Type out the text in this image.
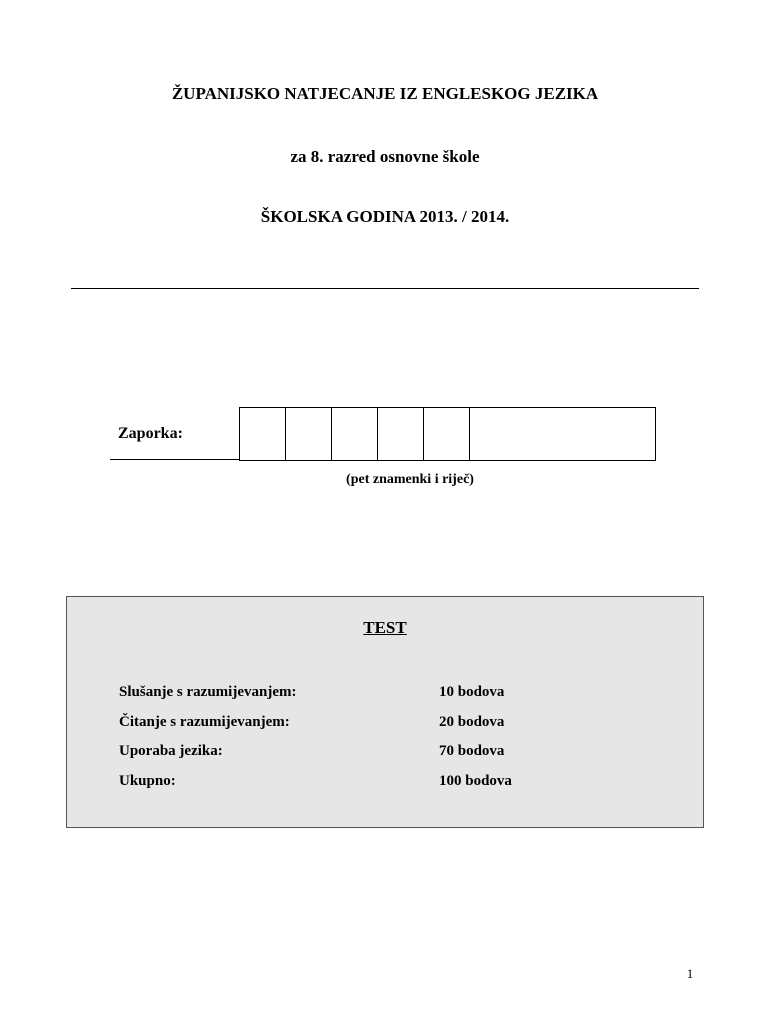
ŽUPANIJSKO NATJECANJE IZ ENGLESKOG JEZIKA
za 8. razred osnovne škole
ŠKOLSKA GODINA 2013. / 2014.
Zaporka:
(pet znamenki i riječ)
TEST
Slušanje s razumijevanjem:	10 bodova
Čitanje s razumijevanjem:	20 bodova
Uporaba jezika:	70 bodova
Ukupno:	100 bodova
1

• • • • •

* **What to produce**:
Copy the records exactly as they appear, excluding images.

* **Written answer**:
Type out the text in this image.
ŽUPANIJSKO NATJECANJE IZ ENGLESKOG JEZIKA
za 8. razred osnovne škole
ŠKOLSKA GODINA 2013. / 2014.
Zaporka:
(pet znamenki i riječ)
TEST
Slušanje s razumijevanjem:	10 bodova
Čitanje s razumijevanjem:	20 bodova
Uporaba jezika:	70 bodova
Ukupno:	100 bodova
1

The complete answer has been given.